> _PROBLEM REQUIREMENTS_: Gather each line in the entries that includes the string "arquivo".

Items from a dataset
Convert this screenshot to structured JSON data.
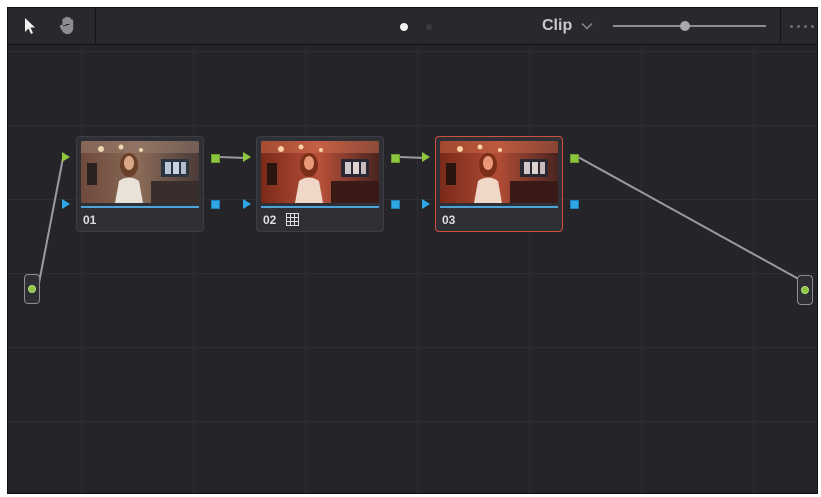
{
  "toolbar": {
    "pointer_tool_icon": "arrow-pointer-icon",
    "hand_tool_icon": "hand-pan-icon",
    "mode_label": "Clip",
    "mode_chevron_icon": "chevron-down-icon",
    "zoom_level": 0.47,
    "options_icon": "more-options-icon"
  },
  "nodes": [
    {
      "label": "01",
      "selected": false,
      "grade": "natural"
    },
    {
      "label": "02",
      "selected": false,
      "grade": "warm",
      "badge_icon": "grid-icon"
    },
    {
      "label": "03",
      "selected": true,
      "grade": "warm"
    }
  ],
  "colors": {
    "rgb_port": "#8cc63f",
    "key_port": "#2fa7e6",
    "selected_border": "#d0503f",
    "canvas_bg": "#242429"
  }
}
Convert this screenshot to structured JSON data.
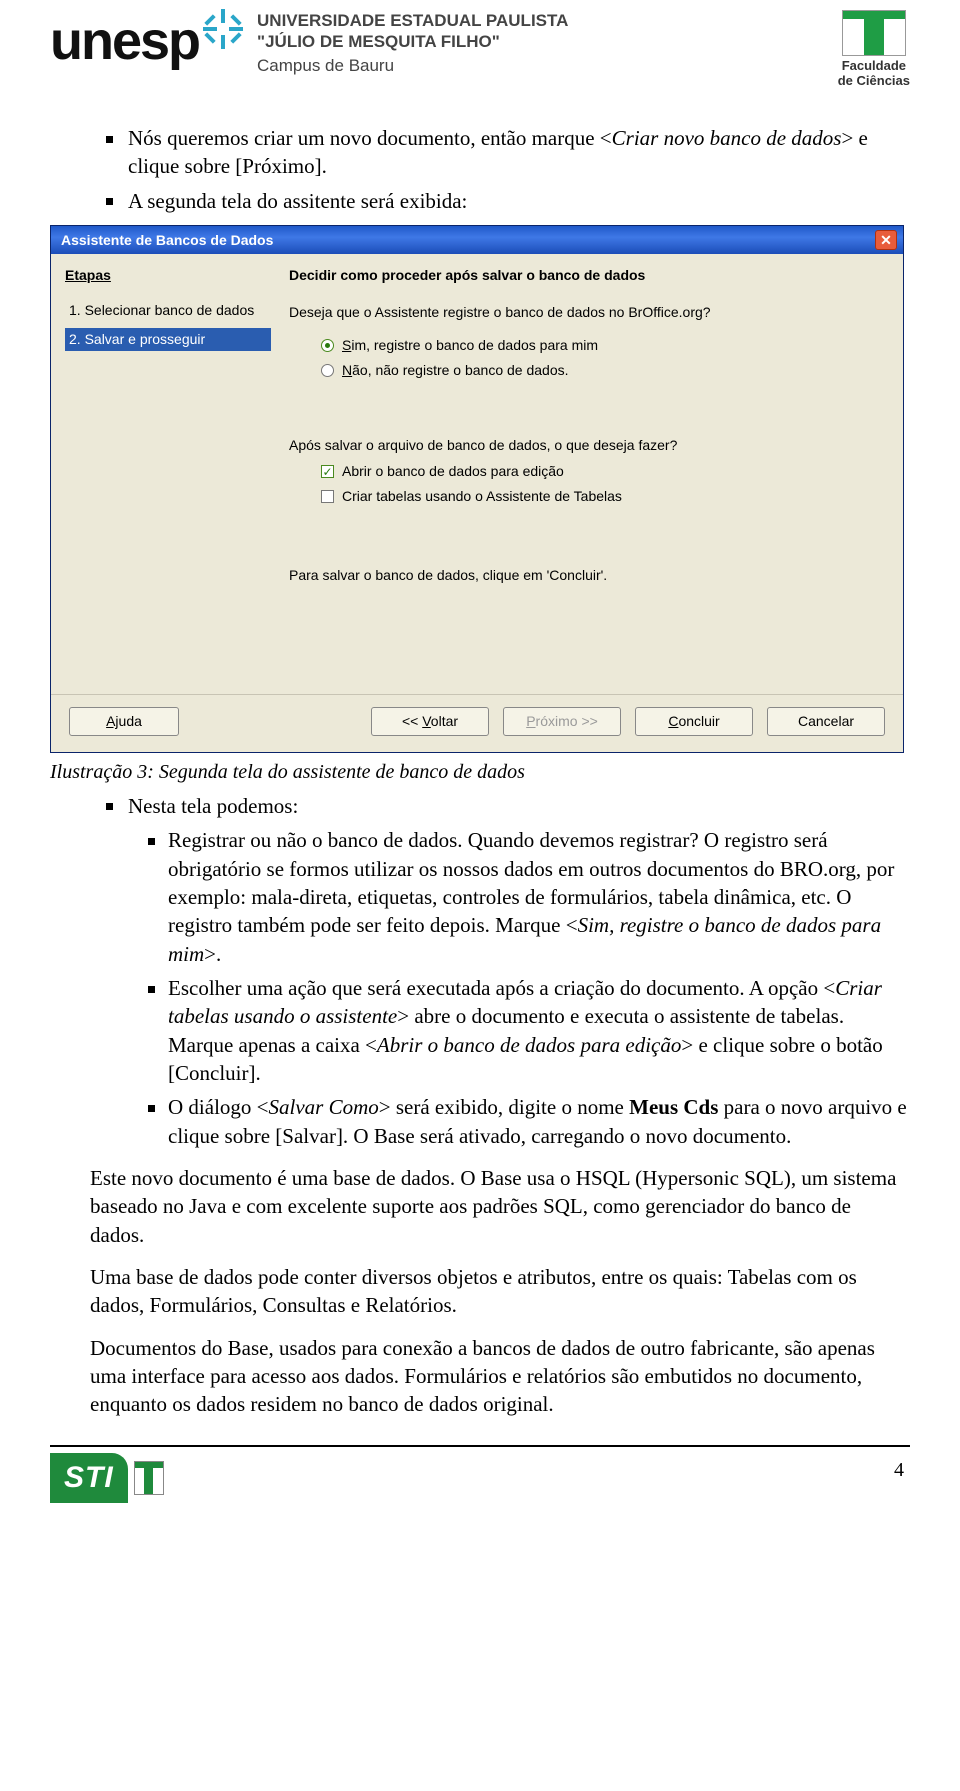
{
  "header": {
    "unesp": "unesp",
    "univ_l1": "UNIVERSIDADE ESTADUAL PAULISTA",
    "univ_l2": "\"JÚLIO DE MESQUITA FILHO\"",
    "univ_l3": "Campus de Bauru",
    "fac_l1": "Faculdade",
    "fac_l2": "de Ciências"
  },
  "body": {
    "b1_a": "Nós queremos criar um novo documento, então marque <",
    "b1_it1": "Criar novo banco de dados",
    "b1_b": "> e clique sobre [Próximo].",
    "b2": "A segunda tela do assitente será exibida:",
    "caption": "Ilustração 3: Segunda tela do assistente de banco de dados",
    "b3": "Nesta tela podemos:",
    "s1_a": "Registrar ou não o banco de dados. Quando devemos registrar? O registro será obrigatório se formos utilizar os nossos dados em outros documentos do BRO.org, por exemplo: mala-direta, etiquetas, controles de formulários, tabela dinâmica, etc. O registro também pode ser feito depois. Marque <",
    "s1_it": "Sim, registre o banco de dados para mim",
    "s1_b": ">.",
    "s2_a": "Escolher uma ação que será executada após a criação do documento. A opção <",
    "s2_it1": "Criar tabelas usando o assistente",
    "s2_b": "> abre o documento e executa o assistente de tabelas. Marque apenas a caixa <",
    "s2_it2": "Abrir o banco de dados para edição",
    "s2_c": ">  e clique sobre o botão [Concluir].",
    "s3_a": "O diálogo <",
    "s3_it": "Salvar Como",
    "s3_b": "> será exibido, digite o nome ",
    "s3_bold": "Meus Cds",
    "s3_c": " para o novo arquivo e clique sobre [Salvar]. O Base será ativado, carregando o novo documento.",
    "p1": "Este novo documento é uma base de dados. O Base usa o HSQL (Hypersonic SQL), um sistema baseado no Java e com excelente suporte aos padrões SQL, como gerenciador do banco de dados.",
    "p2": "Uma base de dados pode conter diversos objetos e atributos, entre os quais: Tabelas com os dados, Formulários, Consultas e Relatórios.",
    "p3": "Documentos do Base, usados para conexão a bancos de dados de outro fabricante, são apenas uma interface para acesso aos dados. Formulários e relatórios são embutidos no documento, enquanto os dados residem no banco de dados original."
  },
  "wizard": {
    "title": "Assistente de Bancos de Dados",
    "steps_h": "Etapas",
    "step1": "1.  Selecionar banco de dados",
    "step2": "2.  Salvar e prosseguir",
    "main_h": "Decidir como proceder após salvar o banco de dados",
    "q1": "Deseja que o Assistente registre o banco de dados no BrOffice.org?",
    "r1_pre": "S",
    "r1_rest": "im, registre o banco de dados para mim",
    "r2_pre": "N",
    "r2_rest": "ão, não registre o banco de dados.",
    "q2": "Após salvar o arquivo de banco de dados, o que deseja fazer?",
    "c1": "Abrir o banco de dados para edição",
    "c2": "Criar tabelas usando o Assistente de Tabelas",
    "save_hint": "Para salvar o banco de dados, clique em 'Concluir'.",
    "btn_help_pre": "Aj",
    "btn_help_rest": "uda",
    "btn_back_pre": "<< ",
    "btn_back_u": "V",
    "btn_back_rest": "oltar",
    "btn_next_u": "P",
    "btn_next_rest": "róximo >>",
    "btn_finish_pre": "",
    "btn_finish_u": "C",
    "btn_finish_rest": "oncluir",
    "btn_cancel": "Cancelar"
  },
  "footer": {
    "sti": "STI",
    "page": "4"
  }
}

> _SOLUTION TO THE PROBLEM_:
    "s3_c": " para o novo arquivo e clique sobre [Salvar]. O Base será ativado, carregando o novo documento.",
    "q2": "Após salvar o arquivo de banco de dados, o que deseja fazer?",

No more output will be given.